▸ **Page excerpt**:
** begin **

Whichever programming language you use, its eco-system probably consists of a plethora of confusing command line tools which you might have needed to use to actually make software with it.
Compiling your program
You need something to compile or interpret your program. In Haskell
this is ghc
, in Python it's python
. In C++
it's gcc
your
IDE.clang
Compiling a program which consists of several modules
In some languages, the compiler only compiles a single source file.
If we split our code to several modules, we need a tool to run the
compiler for each one. In Haskell that's cabal
(and later
also ghc --make
), in Python it was always baked in to the
interpreter. In C++ this is the reason you just use an IDE.
Package manager
You want to use libraries. In the old days folks downloaded installers or source packages from the internet and executed their install scripts, but the current trend is to invoke the package manager which magically installs a package along with its transitive dependencies for you.
In Haskell that's cabal-install
. In Python it was
easy_install
and nowadays it seems to be pip
.
In C++ you simply try to avoid using libraries.
The package manager fallacy
A problem with this paradigm arises when you work on two projects which depend on different versions of the same library. This is a conflict!
The problem is even more subtle as versions of the transitive dependencies may occasionally matter too.
This is the reason that we need even more tools.
The "Sandbox"
This tool allows different projects to use distinct versions of
libraries. In Haskell this is cabal-v2
, in Python it was
virtualenv
and nowaday it seems to be
venv
.
The Libraries Sandbox fallacy
The libraries aren't all of the dependencies. The specific version of the programming language's compiler/interpreter itself also tends to matter quite a lot!
This is the reason that we need even more tools.
Reproducible Build
You also want to be able to express which exact version of your compiler/etc you are using, and have your tool do all the rest (get this compiler version, your dependencies, and build your program for you).
You want the definitions to be stored in your source repository so that you could easily go and build the old versions of your project just like you did when you implemented them.

** end **

▸ **Problems to solve**:
1. List every Python tool that the piece on programming-language tooling names.
2. Answer these from the piece on programming-language tooling, one answer per line:
(a) Which tool serves as the package manager in Haskell?
(b) What situation creates the conflict described under "The package manager fallacy"?
(c) Under "The Libraries Sandbox fallacy", what dependency besides the libraries is said to matter a lot?
3. Continue the piece on programming-language tooling after its last sentence.

▸ **Information given**:
** begin **

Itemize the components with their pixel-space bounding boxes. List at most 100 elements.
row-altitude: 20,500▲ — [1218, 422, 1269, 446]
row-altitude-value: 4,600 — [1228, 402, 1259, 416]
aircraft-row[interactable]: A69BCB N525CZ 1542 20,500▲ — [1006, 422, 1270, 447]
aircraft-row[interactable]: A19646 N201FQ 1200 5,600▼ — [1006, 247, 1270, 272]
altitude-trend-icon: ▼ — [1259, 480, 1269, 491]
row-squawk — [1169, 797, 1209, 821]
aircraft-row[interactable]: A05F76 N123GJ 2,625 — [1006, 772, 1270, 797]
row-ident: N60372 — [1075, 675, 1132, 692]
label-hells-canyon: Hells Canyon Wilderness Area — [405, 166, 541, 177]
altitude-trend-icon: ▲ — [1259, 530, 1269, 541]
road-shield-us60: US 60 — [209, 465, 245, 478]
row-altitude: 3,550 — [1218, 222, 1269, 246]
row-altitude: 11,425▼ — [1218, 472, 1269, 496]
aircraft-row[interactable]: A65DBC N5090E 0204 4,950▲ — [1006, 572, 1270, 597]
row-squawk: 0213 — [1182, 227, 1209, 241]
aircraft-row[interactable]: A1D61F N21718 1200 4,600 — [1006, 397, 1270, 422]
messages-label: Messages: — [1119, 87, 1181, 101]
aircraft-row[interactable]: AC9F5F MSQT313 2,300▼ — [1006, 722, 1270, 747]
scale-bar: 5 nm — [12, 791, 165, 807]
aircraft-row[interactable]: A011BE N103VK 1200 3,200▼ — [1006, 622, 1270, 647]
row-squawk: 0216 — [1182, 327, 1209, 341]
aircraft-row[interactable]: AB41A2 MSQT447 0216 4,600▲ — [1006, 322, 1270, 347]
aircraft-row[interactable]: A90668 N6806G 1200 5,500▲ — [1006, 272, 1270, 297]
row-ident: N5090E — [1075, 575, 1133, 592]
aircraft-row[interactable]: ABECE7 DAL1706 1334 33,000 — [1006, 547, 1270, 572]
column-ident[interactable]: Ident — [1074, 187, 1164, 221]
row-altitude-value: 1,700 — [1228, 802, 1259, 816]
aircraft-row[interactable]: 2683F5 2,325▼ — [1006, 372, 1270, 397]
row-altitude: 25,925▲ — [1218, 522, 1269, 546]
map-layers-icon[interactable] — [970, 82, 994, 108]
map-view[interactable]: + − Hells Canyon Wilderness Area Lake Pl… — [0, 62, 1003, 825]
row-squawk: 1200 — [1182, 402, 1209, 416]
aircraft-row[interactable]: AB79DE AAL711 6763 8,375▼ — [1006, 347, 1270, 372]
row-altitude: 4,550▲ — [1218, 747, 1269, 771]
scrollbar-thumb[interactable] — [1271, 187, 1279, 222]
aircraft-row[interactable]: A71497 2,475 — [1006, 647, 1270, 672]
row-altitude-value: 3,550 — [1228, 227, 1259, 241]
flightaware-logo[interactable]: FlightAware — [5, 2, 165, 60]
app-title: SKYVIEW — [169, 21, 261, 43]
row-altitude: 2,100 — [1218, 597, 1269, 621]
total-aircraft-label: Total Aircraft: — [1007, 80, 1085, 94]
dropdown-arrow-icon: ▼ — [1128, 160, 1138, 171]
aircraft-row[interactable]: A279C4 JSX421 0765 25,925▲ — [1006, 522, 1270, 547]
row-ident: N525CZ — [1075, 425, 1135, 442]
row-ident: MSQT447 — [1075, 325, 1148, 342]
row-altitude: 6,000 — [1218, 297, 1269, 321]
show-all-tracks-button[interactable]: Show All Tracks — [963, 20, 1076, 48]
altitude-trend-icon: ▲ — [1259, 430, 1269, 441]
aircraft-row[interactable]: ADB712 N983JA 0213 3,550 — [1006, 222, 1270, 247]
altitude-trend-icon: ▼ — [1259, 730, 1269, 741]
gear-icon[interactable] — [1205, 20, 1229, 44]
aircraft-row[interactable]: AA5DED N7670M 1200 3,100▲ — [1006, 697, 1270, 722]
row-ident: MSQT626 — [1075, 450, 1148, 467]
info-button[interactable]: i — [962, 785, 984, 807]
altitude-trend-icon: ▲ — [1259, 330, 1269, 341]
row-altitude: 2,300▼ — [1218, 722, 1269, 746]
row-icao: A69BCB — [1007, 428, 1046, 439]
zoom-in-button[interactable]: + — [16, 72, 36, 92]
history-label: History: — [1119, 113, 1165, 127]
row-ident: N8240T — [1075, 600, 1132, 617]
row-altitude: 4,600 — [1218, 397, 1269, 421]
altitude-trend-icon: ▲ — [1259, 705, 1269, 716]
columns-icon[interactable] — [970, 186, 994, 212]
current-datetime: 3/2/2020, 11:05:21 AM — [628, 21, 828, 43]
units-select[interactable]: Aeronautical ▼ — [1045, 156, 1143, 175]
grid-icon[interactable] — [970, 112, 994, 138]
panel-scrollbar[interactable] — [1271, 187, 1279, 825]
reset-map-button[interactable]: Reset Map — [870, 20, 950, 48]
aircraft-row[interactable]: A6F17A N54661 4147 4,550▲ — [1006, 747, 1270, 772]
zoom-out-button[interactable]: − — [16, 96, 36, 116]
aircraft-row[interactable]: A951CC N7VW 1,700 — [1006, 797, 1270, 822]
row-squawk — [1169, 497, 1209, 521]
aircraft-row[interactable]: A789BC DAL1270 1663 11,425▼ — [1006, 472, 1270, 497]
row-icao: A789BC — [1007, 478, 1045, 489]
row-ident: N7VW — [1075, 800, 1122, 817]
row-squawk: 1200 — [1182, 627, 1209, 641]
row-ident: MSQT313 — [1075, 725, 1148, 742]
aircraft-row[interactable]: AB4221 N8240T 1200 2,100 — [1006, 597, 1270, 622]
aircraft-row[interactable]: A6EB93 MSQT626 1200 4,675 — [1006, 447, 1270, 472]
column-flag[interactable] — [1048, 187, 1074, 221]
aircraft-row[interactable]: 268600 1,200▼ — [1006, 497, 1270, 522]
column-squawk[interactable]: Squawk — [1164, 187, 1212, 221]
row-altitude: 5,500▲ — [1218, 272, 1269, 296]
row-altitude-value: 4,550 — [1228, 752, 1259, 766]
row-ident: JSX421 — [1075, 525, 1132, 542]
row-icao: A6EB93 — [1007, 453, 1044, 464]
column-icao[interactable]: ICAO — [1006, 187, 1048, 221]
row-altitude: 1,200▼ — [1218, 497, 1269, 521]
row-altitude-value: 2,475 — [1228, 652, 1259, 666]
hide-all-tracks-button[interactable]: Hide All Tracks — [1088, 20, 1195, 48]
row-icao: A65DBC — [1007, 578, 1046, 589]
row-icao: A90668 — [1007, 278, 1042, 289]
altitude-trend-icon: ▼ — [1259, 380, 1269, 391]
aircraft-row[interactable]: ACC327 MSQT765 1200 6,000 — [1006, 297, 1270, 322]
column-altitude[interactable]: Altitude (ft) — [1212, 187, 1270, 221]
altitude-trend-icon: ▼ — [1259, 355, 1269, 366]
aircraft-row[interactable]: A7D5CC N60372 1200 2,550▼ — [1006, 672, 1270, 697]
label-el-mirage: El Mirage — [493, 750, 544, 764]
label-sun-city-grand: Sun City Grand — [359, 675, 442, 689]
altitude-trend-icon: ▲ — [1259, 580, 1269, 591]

** end **

▸ **Per-task outputs**:
1. python, easy_install, pip, virtualenv, venv

2.
(a) cabal-install
(b) Working on two projects that depend on different versions of the same library.
(c) The specific version of the programming language's compiler or interpreter itself.

3.
In Haskell the tool for this is generally stack
(which
actually existed before cabal-v2
) or nix
. In
Python folks keep several toolset installations (i.e
python2
and python3
) and manually invoke the
right one. In C++ to build your old code you keep around an old
computer.
In a perfect world the "reproducible build" tool should be the only tool you need.
The existence of the previous partial solutions is an awkward artifact of history which represents the order of iterative discovery and partial solutions to this problem space.
Points for Rust
Hindsight is 20/20.
Unlike Python, Haskell, and other languages which each developed
their five tools, Rust, a new-comer modern programming language skipped
this baggage and does offer a single reproducible build tool to rule
them all - cargo
.
Is that all
Is that all? Or do we also need a tool to specify the exact version of our reproducible build tool?
In a perfect world you wouldn't need that, but unfortunately the
world is not perfect. Haskell's stack
's new versions don't
support some features of the definition files (stack.yaml
)
of its older versions and vice versa. To solve this problem without an
additional layer the reproducible build tool must be solid. It has to be
backwards compatible with its older versions and also not have any weird
behaviors (a bug-feature) that people rely on. Otherwise we'd need to
keep piling layers.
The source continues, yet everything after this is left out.